Saved data entries:
************
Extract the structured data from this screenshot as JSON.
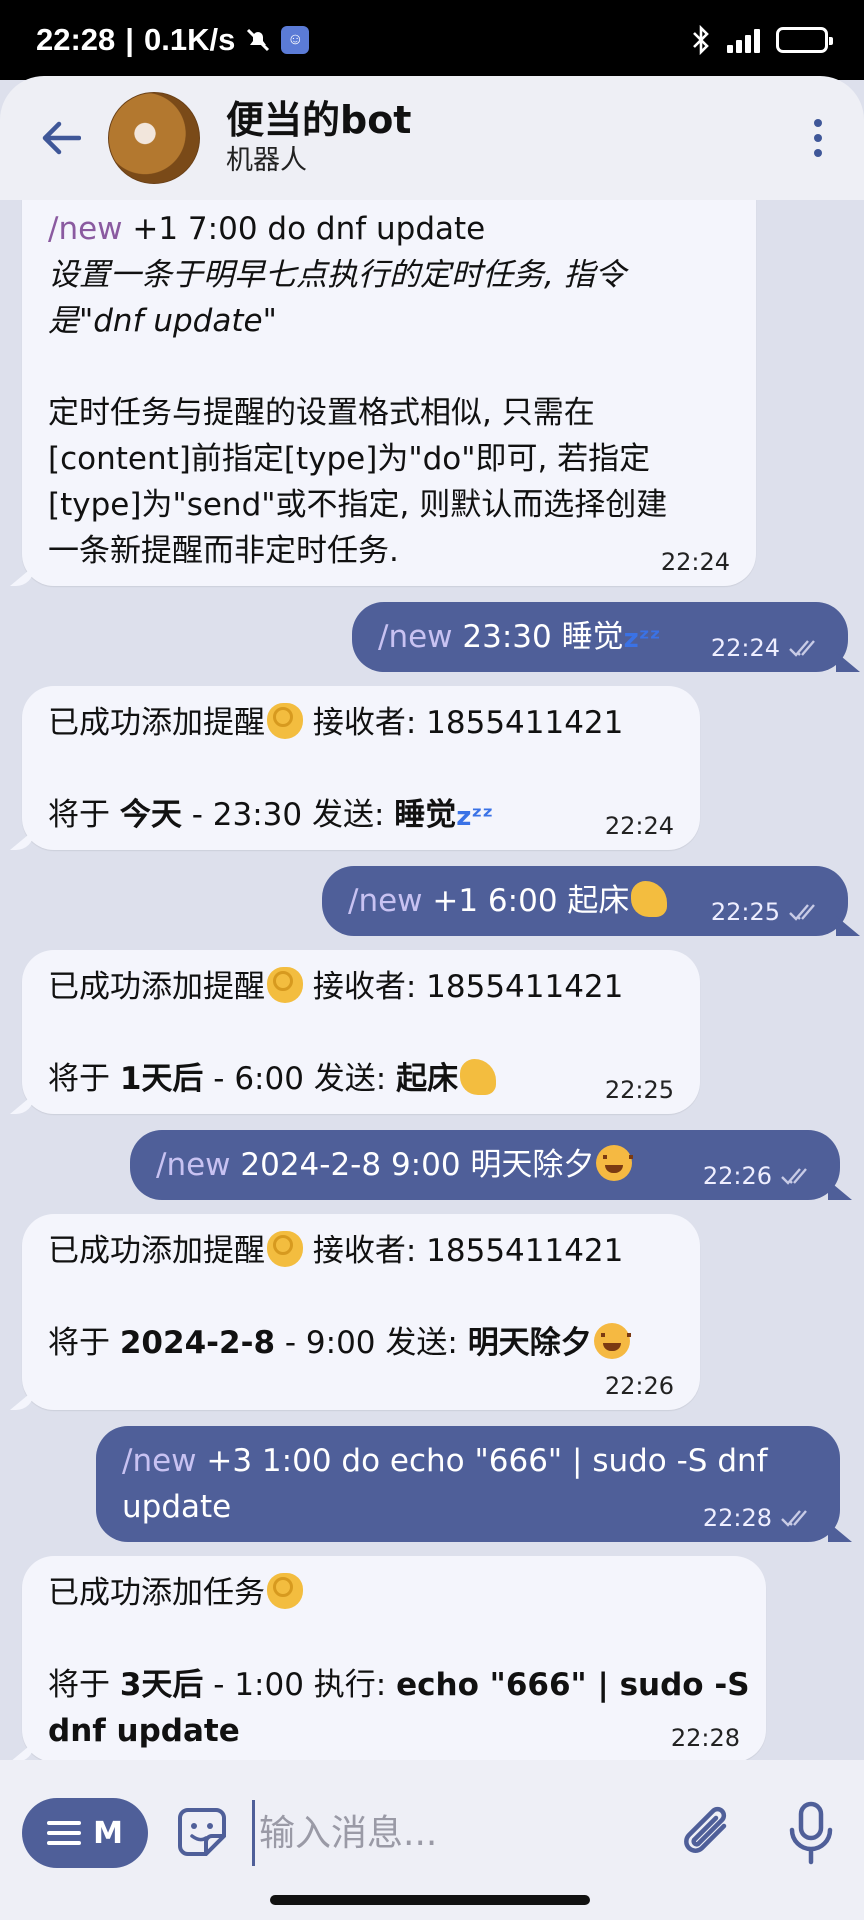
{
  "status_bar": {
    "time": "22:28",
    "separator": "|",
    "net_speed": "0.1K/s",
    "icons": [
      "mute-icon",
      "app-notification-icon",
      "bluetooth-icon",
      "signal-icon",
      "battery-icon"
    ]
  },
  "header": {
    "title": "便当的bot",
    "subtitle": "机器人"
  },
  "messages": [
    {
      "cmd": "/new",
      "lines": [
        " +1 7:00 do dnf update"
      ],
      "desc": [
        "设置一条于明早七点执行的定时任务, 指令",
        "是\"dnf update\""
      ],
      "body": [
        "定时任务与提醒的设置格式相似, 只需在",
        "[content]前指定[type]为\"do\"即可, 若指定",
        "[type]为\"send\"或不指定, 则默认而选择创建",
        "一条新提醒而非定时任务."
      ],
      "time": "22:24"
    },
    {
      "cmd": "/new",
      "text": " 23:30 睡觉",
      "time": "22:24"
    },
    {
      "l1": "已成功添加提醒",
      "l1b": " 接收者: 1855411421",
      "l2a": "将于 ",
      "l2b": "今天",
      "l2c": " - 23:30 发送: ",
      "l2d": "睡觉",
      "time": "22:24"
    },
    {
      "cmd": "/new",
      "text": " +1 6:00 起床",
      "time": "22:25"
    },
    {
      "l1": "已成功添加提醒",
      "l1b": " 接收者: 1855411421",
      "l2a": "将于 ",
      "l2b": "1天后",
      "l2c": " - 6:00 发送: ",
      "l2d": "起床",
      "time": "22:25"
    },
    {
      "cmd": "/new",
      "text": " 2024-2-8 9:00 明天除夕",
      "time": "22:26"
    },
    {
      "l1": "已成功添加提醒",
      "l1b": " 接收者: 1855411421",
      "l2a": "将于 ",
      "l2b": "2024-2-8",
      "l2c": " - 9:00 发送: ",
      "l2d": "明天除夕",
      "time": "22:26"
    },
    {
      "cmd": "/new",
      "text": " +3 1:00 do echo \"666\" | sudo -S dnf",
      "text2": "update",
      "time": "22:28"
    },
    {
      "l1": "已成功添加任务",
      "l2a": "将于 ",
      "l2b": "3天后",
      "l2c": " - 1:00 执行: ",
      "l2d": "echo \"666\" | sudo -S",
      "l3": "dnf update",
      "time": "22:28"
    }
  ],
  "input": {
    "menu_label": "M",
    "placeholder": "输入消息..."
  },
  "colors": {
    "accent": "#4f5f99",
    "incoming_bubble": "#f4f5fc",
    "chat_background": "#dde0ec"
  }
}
************
### PROBLEM TO WORK ON
Quote the material exactly. Pictures stay out.

### SOLUTION
Extract the structured data from this screenshot as JSON.
{
  "status_bar": {
    "time": "22:28",
    "separator": "|",
    "net_speed": "0.1K/s",
    "icons": [
      "mute-icon",
      "app-notification-icon",
      "bluetooth-icon",
      "signal-icon",
      "battery-icon"
    ]
  },
  "header": {
    "title": "便当的bot",
    "subtitle": "机器人"
  },
  "messages": [
    {
      "cmd": "/new",
      "lines": [
        " +1 7:00 do dnf update"
      ],
      "desc": [
        "设置一条于明早七点执行的定时任务, 指令",
        "是\"dnf update\""
      ],
      "body": [
        "定时任务与提醒的设置格式相似, 只需在",
        "[content]前指定[type]为\"do\"即可, 若指定",
        "[type]为\"send\"或不指定, 则默认而选择创建",
        "一条新提醒而非定时任务."
      ],
      "time": "22:24"
    },
    {
      "cmd": "/new",
      "text": " 23:30 睡觉",
      "time": "22:24"
    },
    {
      "l1": "已成功添加提醒",
      "l1b": " 接收者: 1855411421",
      "l2a": "将于 ",
      "l2b": "今天",
      "l2c": " - 23:30 发送: ",
      "l2d": "睡觉",
      "time": "22:24"
    },
    {
      "cmd": "/new",
      "text": " +1 6:00 起床",
      "time": "22:25"
    },
    {
      "l1": "已成功添加提醒",
      "l1b": " 接收者: 1855411421",
      "l2a": "将于 ",
      "l2b": "1天后",
      "l2c": " - 6:00 发送: ",
      "l2d": "起床",
      "time": "22:25"
    },
    {
      "cmd": "/new",
      "text": " 2024-2-8 9:00 明天除夕",
      "time": "22:26"
    },
    {
      "l1": "已成功添加提醒",
      "l1b": " 接收者: 1855411421",
      "l2a": "将于 ",
      "l2b": "2024-2-8",
      "l2c": " - 9:00 发送: ",
      "l2d": "明天除夕",
      "time": "22:26"
    },
    {
      "cmd": "/new",
      "text": " +3 1:00 do echo \"666\" | sudo -S dnf",
      "text2": "update",
      "time": "22:28"
    },
    {
      "l1": "已成功添加任务",
      "l2a": "将于 ",
      "l2b": "3天后",
      "l2c": " - 1:00 执行: ",
      "l2d": "echo \"666\" | sudo -S",
      "l3": "dnf update",
      "time": "22:28"
    }
  ],
  "input": {
    "menu_label": "M",
    "placeholder": "输入消息..."
  },
  "colors": {
    "accent": "#4f5f99",
    "incoming_bubble": "#f4f5fc",
    "chat_background": "#dde0ec"
  }
}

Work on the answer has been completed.